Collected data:
— Begin —

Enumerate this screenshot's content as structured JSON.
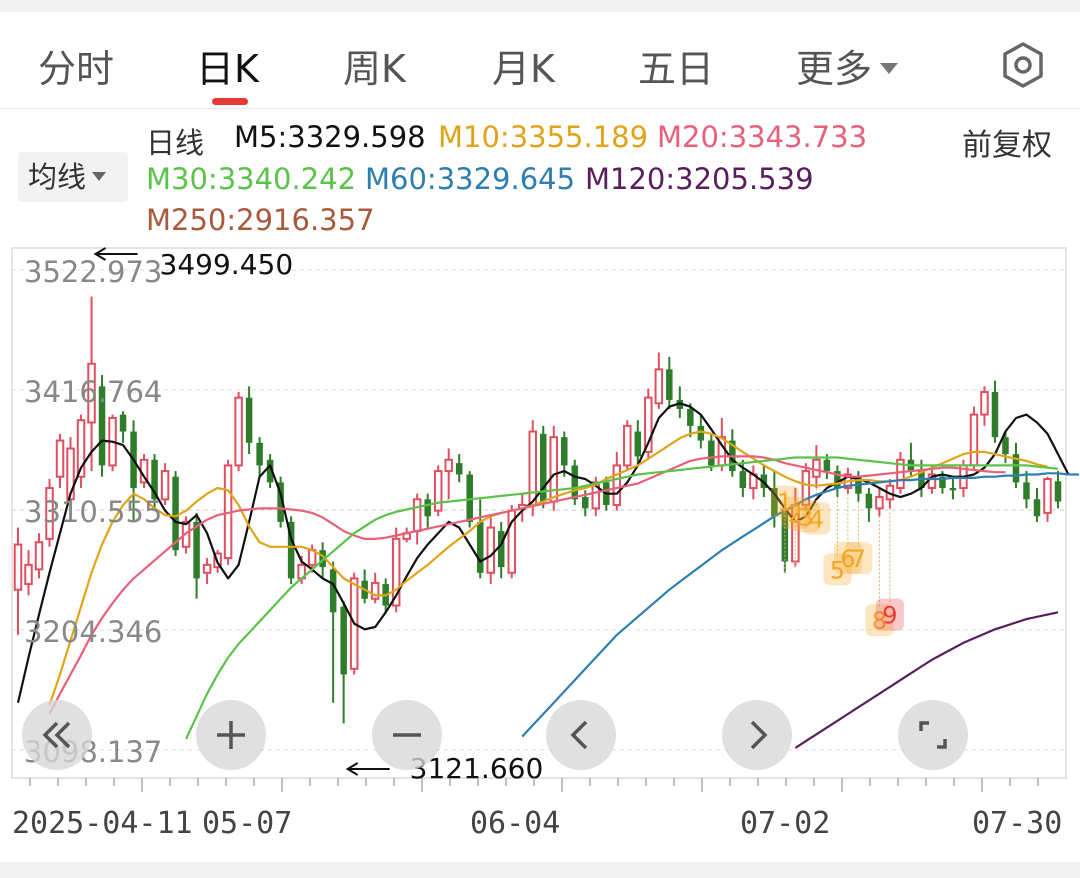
{
  "tabs": [
    {
      "label": "分时"
    },
    {
      "label": "日K"
    },
    {
      "label": "周K"
    },
    {
      "label": "月K"
    },
    {
      "label": "五日"
    },
    {
      "label": "更多"
    }
  ],
  "active_tab": "日K",
  "legend": {
    "label": "日线",
    "items": [
      {
        "text": "M5:3329.598",
        "color": "#111111"
      },
      {
        "text": "M10:3355.189",
        "color": "#e0a418"
      },
      {
        "text": "M20:3343.733",
        "color": "#e8607a"
      },
      {
        "text": "M30:3340.242",
        "color": "#5cc24a"
      },
      {
        "text": "M60:3329.645",
        "color": "#2e7fb0"
      },
      {
        "text": "M120:3205.539",
        "color": "#5a1e5e"
      },
      {
        "text": "M250:2916.357",
        "color": "#a85a3c"
      }
    ]
  },
  "ma_selector": "均线",
  "adjust_label": "前复权",
  "chart_data": {
    "type": "candlestick",
    "ylim": [
      3098.137,
      3522.973
    ],
    "y_ticks": [
      "3522.973",
      "3416.764",
      "3310.555",
      "3204.346",
      "3098.137"
    ],
    "x_ticks": [
      "2025-04-11",
      "05-07",
      "06-04",
      "07-02",
      "07-30"
    ],
    "high_label": "3499.450",
    "low_label": "3121.660",
    "candles": [
      [
        3240,
        3280,
        3200,
        3295
      ],
      [
        3245,
        3262,
        3235,
        3275
      ],
      [
        3258,
        3282,
        3250,
        3290
      ],
      [
        3285,
        3330,
        3278,
        3338
      ],
      [
        3340,
        3372,
        3330,
        3378
      ],
      [
        3320,
        3365,
        3315,
        3375
      ],
      [
        3340,
        3390,
        3330,
        3395
      ],
      [
        3388,
        3440,
        3345,
        3499.45
      ],
      [
        3420,
        3350,
        3340,
        3430
      ],
      [
        3350,
        3392,
        3345,
        3395
      ],
      [
        3395,
        3380,
        3370,
        3398
      ],
      [
        3380,
        3330,
        3300,
        3390
      ],
      [
        3335,
        3355,
        3330,
        3360
      ],
      [
        3355,
        3320,
        3310,
        3360
      ],
      [
        3320,
        3345,
        3315,
        3352
      ],
      [
        3340,
        3275,
        3270,
        3345
      ],
      [
        3278,
        3300,
        3272,
        3305
      ],
      [
        3300,
        3250,
        3232,
        3308
      ],
      [
        3255,
        3262,
        3245,
        3268
      ],
      [
        3260,
        3272,
        3255,
        3275
      ],
      [
        3268,
        3350,
        3262,
        3355
      ],
      [
        3350,
        3410,
        3345,
        3415
      ],
      [
        3410,
        3370,
        3360,
        3420
      ],
      [
        3370,
        3350,
        3340,
        3375
      ],
      [
        3355,
        3335,
        3330,
        3360
      ],
      [
        3335,
        3300,
        3295,
        3340
      ],
      [
        3300,
        3250,
        3245,
        3305
      ],
      [
        3250,
        3262,
        3245,
        3270
      ],
      [
        3262,
        3275,
        3255,
        3280
      ],
      [
        3275,
        3260,
        3250,
        3282
      ],
      [
        3258,
        3220,
        3140,
        3265
      ],
      [
        3225,
        3165,
        3121.66,
        3230
      ],
      [
        3170,
        3250,
        3165,
        3255
      ],
      [
        3248,
        3232,
        3228,
        3258
      ],
      [
        3232,
        3246,
        3228,
        3255
      ],
      [
        3245,
        3226,
        3220,
        3250
      ],
      [
        3226,
        3285,
        3220,
        3295
      ],
      [
        3285,
        3290,
        3282,
        3295
      ],
      [
        3292,
        3320,
        3280,
        3325
      ],
      [
        3320,
        3305,
        3295,
        3325
      ],
      [
        3310,
        3345,
        3305,
        3350
      ],
      [
        3345,
        3355,
        3320,
        3365
      ],
      [
        3352,
        3342,
        3335,
        3360
      ],
      [
        3342,
        3300,
        3295,
        3345
      ],
      [
        3300,
        3255,
        3250,
        3320
      ],
      [
        3255,
        3295,
        3245,
        3305
      ],
      [
        3292,
        3260,
        3250,
        3300
      ],
      [
        3255,
        3310,
        3250,
        3315
      ],
      [
        3312,
        3315,
        3300,
        3325
      ],
      [
        3315,
        3380,
        3305,
        3390
      ],
      [
        3378,
        3318,
        3312,
        3385
      ],
      [
        3318,
        3375,
        3310,
        3385
      ],
      [
        3375,
        3350,
        3340,
        3380
      ],
      [
        3350,
        3320,
        3315,
        3355
      ],
      [
        3322,
        3312,
        3305,
        3328
      ],
      [
        3312,
        3335,
        3305,
        3340
      ],
      [
        3335,
        3315,
        3310,
        3340
      ],
      [
        3315,
        3350,
        3310,
        3362
      ],
      [
        3350,
        3385,
        3345,
        3390
      ],
      [
        3380,
        3358,
        3350,
        3390
      ],
      [
        3362,
        3410,
        3355,
        3418
      ],
      [
        3405,
        3435,
        3400,
        3450
      ],
      [
        3435,
        3408,
        3400,
        3446
      ],
      [
        3408,
        3400,
        3392,
        3420
      ],
      [
        3400,
        3385,
        3375,
        3405
      ],
      [
        3385,
        3372,
        3365,
        3395
      ],
      [
        3372,
        3350,
        3345,
        3378
      ],
      [
        3350,
        3375,
        3345,
        3392
      ],
      [
        3372,
        3345,
        3340,
        3382
      ],
      [
        3345,
        3330,
        3322,
        3355
      ],
      [
        3330,
        3342,
        3320,
        3350
      ],
      [
        3342,
        3330,
        3322,
        3350
      ],
      [
        3330,
        3305,
        3295,
        3345
      ],
      [
        3310,
        3265,
        3255,
        3312
      ],
      [
        3265,
        3315,
        3260,
        3330
      ],
      [
        3315,
        3345,
        3310,
        3352
      ],
      [
        3340,
        3355,
        3330,
        3368
      ],
      [
        3355,
        3345,
        3338,
        3360
      ],
      [
        3345,
        3330,
        3322,
        3350
      ],
      [
        3330,
        3342,
        3325,
        3348
      ],
      [
        3340,
        3325,
        3318,
        3345
      ],
      [
        3325,
        3312,
        3300,
        3330
      ],
      [
        3312,
        3322,
        3305,
        3330
      ],
      [
        3320,
        3332,
        3312,
        3338
      ],
      [
        3330,
        3355,
        3325,
        3362
      ],
      [
        3355,
        3345,
        3340,
        3370
      ],
      [
        3345,
        3330,
        3322,
        3355
      ],
      [
        3330,
        3342,
        3325,
        3350
      ],
      [
        3340,
        3330,
        3325,
        3345
      ],
      [
        3330,
        3328,
        3320,
        3338
      ],
      [
        3330,
        3350,
        3322,
        3355
      ],
      [
        3350,
        3395,
        3345,
        3402
      ],
      [
        3395,
        3415,
        3385,
        3420
      ],
      [
        3415,
        3375,
        3370,
        3425
      ],
      [
        3375,
        3360,
        3352,
        3380
      ],
      [
        3360,
        3335,
        3330,
        3370
      ],
      [
        3335,
        3320,
        3312,
        3345
      ],
      [
        3320,
        3305,
        3300,
        3330
      ],
      [
        3308,
        3338,
        3300,
        3340
      ],
      [
        3336,
        3318,
        3312,
        3345
      ]
    ],
    "ma_series": [
      {
        "name": "M5",
        "color": "#111111",
        "start": 0,
        "values": [
          3140,
          3180,
          3218,
          3255,
          3290,
          3325,
          3348,
          3362,
          3372,
          3371,
          3368,
          3355,
          3340,
          3326,
          3310,
          3300,
          3298,
          3306,
          3290,
          3264,
          3250,
          3262,
          3300,
          3340,
          3350,
          3325,
          3285,
          3265,
          3258,
          3250,
          3245,
          3228,
          3210,
          3205,
          3207,
          3220,
          3235,
          3252,
          3268,
          3280,
          3290,
          3300,
          3295,
          3280,
          3265,
          3270,
          3280,
          3300,
          3310,
          3318,
          3330,
          3342,
          3345,
          3340,
          3338,
          3332,
          3325,
          3325,
          3335,
          3350,
          3370,
          3392,
          3402,
          3405,
          3402,
          3395,
          3382,
          3368,
          3355,
          3348,
          3342,
          3335,
          3325,
          3312,
          3300,
          3305,
          3320,
          3330,
          3335,
          3340,
          3338,
          3335,
          3330,
          3325,
          3322,
          3325,
          3330,
          3340,
          3342,
          3340,
          3340,
          3342,
          3348,
          3360,
          3380,
          3392,
          3395,
          3388,
          3378,
          3360,
          3342
        ]
      },
      {
        "name": "M10",
        "color": "#e0a418",
        "start": 3,
        "values": [
          3138,
          3165,
          3195,
          3225,
          3255,
          3280,
          3300,
          3315,
          3325,
          3320,
          3312,
          3306,
          3305,
          3310,
          3318,
          3325,
          3330,
          3328,
          3315,
          3296,
          3282,
          3278,
          3278,
          3278,
          3278,
          3275,
          3270,
          3260,
          3250,
          3245,
          3240,
          3235,
          3235,
          3240,
          3248,
          3255,
          3262,
          3270,
          3278,
          3285,
          3292,
          3300,
          3305,
          3308,
          3310,
          3312,
          3315,
          3318,
          3322,
          3325,
          3328,
          3330,
          3333,
          3338,
          3342,
          3346,
          3350,
          3356,
          3362,
          3368,
          3374,
          3378,
          3380,
          3378,
          3374,
          3368,
          3362,
          3356,
          3350,
          3345,
          3340,
          3336,
          3333,
          3332,
          3333,
          3334,
          3336,
          3337,
          3337,
          3336,
          3336,
          3337,
          3340,
          3344,
          3348,
          3352,
          3356,
          3360,
          3362,
          3362,
          3360,
          3358,
          3356,
          3354,
          3351,
          3349
        ]
      },
      {
        "name": "M20",
        "color": "#e8607a",
        "start": 3,
        "values": [
          3130,
          3148,
          3165,
          3182,
          3200,
          3215,
          3228,
          3240,
          3250,
          3258,
          3266,
          3274,
          3282,
          3290,
          3296,
          3302,
          3306,
          3308,
          3310,
          3311,
          3312,
          3312,
          3312,
          3311,
          3310,
          3308,
          3304,
          3298,
          3292,
          3288,
          3285,
          3285,
          3286,
          3288,
          3290,
          3292,
          3294,
          3296,
          3298,
          3300,
          3302,
          3304,
          3306,
          3308,
          3310,
          3312,
          3314,
          3316,
          3318,
          3320,
          3322,
          3324,
          3326,
          3328,
          3330,
          3332,
          3334,
          3338,
          3342,
          3346,
          3350,
          3354,
          3356,
          3357,
          3358,
          3358,
          3358,
          3358,
          3357,
          3355,
          3352,
          3350,
          3348,
          3346,
          3344,
          3342,
          3340,
          3340,
          3341,
          3342,
          3343,
          3344,
          3345,
          3346,
          3347,
          3348,
          3348,
          3347,
          3346,
          3345,
          3344,
          3344
        ]
      },
      {
        "name": "M30",
        "color": "#5cc24a",
        "start": 16,
        "values": [
          3108,
          3128,
          3148,
          3165,
          3180,
          3192,
          3202,
          3212,
          3222,
          3232,
          3242,
          3250,
          3258,
          3266,
          3274,
          3282,
          3290,
          3296,
          3302,
          3306,
          3309,
          3311,
          3313,
          3315,
          3317,
          3318,
          3319,
          3320,
          3321,
          3322,
          3323,
          3324,
          3325,
          3326,
          3327,
          3328,
          3329,
          3330,
          3332,
          3334,
          3336,
          3338,
          3340,
          3342,
          3343,
          3344,
          3345,
          3346,
          3347,
          3348,
          3349,
          3350,
          3351,
          3352,
          3353,
          3354,
          3355,
          3356,
          3357,
          3357,
          3357,
          3357,
          3357,
          3356,
          3355,
          3354,
          3353,
          3352,
          3351,
          3350,
          3350,
          3350,
          3350,
          3350,
          3350,
          3350,
          3350,
          3350,
          3350,
          3350,
          3350,
          3349,
          3348,
          3347
        ]
      },
      {
        "name": "M60",
        "color": "#2e7fb0",
        "start": 48,
        "values": [
          3110,
          3120,
          3130,
          3140,
          3150,
          3160,
          3170,
          3180,
          3190,
          3200,
          3208,
          3216,
          3224,
          3232,
          3240,
          3247,
          3254,
          3261,
          3268,
          3275,
          3281,
          3287,
          3293,
          3299,
          3305,
          3310,
          3315,
          3320,
          3324,
          3327,
          3330,
          3332,
          3333,
          3334,
          3335,
          3336,
          3337,
          3337,
          3338,
          3338,
          3338,
          3339,
          3339,
          3339,
          3340,
          3340,
          3341,
          3341,
          3342,
          3342,
          3343,
          3343,
          3342,
          3342
        ]
      },
      {
        "name": "M120",
        "color": "#5a1e5e",
        "start": 74,
        "values": [
          3100,
          3106,
          3112,
          3118,
          3124,
          3130,
          3136,
          3142,
          3148,
          3154,
          3160,
          3166,
          3172,
          3178,
          3183,
          3188,
          3193,
          3197,
          3201,
          3205,
          3208,
          3211,
          3214,
          3216,
          3218,
          3220
        ]
      }
    ],
    "signals": [
      {
        "label": "1",
        "idx": 73,
        "price": 3318,
        "color": "#f5a623"
      },
      {
        "label": "2",
        "idx": 74,
        "price": 3308,
        "color": "#f5a623"
      },
      {
        "label": "3",
        "idx": 75,
        "price": 3305,
        "color": "#f5a623"
      },
      {
        "label": "4",
        "idx": 76,
        "price": 3303,
        "color": "#f5a623"
      },
      {
        "label": "5",
        "idx": 78,
        "price": 3258,
        "color": "#f5a623"
      },
      {
        "label": "6",
        "idx": 79,
        "price": 3268,
        "color": "#f5a623"
      },
      {
        "label": "7",
        "idx": 80,
        "price": 3268,
        "color": "#f5a623"
      },
      {
        "label": "8",
        "idx": 82,
        "price": 3213,
        "color": "#f5a623"
      },
      {
        "label": "9",
        "idx": 83,
        "price": 3218,
        "color": "#e53e3e"
      }
    ],
    "colors": {
      "up": "#e04f5f",
      "down": "#2f7d2a",
      "grid": "#dddddd",
      "axis": "#999999",
      "tick_text": "#888888"
    }
  },
  "controls": [
    {
      "name": "prev-fast",
      "icon": "double-chevron-left-icon"
    },
    {
      "name": "zoom-in",
      "icon": "plus-icon"
    },
    {
      "name": "zoom-out",
      "icon": "minus-icon"
    },
    {
      "name": "prev",
      "icon": "chevron-left-icon"
    },
    {
      "name": "next",
      "icon": "chevron-right-icon"
    },
    {
      "name": "fullscreen",
      "icon": "fullscreen-icon"
    }
  ]
}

— End —

_WHAT THE TASK REQUIRES_.
Copy every line of the listing that includes the string "chevron".

_TASK SOLUTION_.
      "icon": "double-chevron-left-icon"
      "icon": "chevron-left-icon"
      "icon": "chevron-right-icon"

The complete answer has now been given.